WHAT TO WORK ON: Show all lines of the listing that hold the word "ROAD".

* start ENTRIES SUPPLIED *

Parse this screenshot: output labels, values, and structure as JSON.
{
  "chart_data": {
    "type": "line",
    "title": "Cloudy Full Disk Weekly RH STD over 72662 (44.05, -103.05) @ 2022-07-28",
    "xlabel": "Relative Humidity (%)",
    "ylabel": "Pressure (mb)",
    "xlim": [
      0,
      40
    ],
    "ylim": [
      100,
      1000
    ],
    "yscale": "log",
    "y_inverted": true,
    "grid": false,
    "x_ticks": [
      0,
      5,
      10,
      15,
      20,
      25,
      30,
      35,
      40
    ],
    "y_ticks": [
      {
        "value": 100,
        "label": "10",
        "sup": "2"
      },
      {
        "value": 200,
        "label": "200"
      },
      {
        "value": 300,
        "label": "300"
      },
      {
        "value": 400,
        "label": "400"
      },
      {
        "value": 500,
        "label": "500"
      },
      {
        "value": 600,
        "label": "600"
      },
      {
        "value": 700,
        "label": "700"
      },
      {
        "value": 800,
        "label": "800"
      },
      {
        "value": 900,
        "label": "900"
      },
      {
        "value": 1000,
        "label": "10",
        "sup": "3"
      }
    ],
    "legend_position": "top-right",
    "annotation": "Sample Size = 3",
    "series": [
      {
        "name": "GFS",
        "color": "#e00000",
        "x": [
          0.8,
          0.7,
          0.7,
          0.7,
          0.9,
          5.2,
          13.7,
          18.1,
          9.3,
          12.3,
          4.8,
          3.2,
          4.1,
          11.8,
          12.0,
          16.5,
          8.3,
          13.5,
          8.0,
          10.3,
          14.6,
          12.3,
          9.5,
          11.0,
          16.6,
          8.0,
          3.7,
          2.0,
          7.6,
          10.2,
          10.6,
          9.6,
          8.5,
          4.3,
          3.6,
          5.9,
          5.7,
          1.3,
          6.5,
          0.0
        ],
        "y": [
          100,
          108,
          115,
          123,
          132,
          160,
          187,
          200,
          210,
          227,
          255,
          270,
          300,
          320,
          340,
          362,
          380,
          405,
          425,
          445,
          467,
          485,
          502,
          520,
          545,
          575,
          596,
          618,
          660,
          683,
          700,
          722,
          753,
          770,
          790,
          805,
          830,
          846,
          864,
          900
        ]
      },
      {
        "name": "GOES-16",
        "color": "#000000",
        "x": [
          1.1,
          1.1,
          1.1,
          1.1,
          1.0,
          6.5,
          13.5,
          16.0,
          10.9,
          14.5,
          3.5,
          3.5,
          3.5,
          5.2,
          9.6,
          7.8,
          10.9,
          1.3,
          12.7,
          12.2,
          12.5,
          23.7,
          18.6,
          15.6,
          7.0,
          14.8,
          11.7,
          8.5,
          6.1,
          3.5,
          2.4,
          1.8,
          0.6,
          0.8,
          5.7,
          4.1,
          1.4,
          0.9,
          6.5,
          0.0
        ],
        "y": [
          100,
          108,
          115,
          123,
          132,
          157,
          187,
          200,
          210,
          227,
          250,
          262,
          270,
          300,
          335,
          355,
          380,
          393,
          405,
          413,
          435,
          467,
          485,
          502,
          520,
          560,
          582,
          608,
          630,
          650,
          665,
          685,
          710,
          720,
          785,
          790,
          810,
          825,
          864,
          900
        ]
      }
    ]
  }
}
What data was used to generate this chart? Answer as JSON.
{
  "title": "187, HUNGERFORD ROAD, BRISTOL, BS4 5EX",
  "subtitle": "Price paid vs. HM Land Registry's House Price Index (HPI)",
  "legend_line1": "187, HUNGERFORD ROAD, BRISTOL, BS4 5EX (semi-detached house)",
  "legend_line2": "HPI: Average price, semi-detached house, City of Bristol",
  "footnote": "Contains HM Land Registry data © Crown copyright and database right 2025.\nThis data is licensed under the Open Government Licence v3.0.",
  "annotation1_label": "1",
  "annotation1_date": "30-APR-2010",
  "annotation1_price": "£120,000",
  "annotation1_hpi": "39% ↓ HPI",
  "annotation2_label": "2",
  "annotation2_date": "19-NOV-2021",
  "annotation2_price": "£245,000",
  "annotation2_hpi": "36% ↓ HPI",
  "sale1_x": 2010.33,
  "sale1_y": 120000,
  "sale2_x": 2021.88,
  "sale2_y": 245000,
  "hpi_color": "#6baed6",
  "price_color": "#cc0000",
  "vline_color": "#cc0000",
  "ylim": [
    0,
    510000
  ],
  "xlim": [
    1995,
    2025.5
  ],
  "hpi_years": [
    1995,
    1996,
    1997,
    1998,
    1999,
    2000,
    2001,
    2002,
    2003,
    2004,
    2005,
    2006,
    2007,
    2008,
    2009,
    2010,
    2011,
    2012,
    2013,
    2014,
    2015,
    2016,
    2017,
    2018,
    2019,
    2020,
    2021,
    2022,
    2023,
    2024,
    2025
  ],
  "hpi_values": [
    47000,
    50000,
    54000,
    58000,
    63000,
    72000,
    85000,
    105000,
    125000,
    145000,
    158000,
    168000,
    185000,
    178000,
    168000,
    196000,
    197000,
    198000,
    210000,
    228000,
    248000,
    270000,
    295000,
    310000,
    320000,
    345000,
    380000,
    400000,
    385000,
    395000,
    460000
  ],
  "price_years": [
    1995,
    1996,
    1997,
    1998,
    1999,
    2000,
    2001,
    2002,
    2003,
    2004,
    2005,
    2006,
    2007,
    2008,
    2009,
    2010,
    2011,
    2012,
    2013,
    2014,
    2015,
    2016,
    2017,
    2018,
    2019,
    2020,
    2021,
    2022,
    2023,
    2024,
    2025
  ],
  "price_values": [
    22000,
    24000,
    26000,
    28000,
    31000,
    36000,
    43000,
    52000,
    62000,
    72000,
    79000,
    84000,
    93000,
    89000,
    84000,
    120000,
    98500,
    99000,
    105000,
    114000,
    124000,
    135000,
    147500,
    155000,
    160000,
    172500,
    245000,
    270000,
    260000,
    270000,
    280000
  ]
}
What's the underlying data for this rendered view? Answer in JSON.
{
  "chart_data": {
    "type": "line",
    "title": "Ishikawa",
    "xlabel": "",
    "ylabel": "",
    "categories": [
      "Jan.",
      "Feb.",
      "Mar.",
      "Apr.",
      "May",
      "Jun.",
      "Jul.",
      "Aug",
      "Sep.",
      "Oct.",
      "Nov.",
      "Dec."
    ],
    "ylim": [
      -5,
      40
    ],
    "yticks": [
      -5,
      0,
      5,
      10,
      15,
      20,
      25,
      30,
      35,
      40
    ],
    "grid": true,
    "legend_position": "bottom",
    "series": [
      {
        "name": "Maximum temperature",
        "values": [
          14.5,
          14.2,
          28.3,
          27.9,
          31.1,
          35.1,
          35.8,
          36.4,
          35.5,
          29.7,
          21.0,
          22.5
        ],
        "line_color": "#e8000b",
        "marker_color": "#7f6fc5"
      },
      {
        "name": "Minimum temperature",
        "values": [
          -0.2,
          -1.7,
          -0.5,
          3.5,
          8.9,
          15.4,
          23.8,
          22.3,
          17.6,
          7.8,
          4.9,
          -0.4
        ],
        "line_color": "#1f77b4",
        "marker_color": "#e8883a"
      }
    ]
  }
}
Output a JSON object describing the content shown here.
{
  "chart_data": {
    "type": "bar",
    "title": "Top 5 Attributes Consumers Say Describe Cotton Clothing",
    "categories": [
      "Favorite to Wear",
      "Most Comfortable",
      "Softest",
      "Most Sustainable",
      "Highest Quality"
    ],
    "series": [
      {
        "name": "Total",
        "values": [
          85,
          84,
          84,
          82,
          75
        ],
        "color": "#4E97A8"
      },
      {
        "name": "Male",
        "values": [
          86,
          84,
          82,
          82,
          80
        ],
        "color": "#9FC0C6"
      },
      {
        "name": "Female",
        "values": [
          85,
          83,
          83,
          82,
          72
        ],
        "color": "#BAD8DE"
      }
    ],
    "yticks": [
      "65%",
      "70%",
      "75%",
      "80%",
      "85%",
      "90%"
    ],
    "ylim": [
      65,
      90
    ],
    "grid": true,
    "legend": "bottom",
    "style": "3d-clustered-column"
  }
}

* end ENTRIES SUPPLIED *

TASK RESPONSE:
  "title": "187, HUNGERFORD ROAD, BRISTOL, BS4 5EX",
  "legend_line1": "187, HUNGERFORD ROAD, BRISTOL, BS4 5EX (semi-detached house)",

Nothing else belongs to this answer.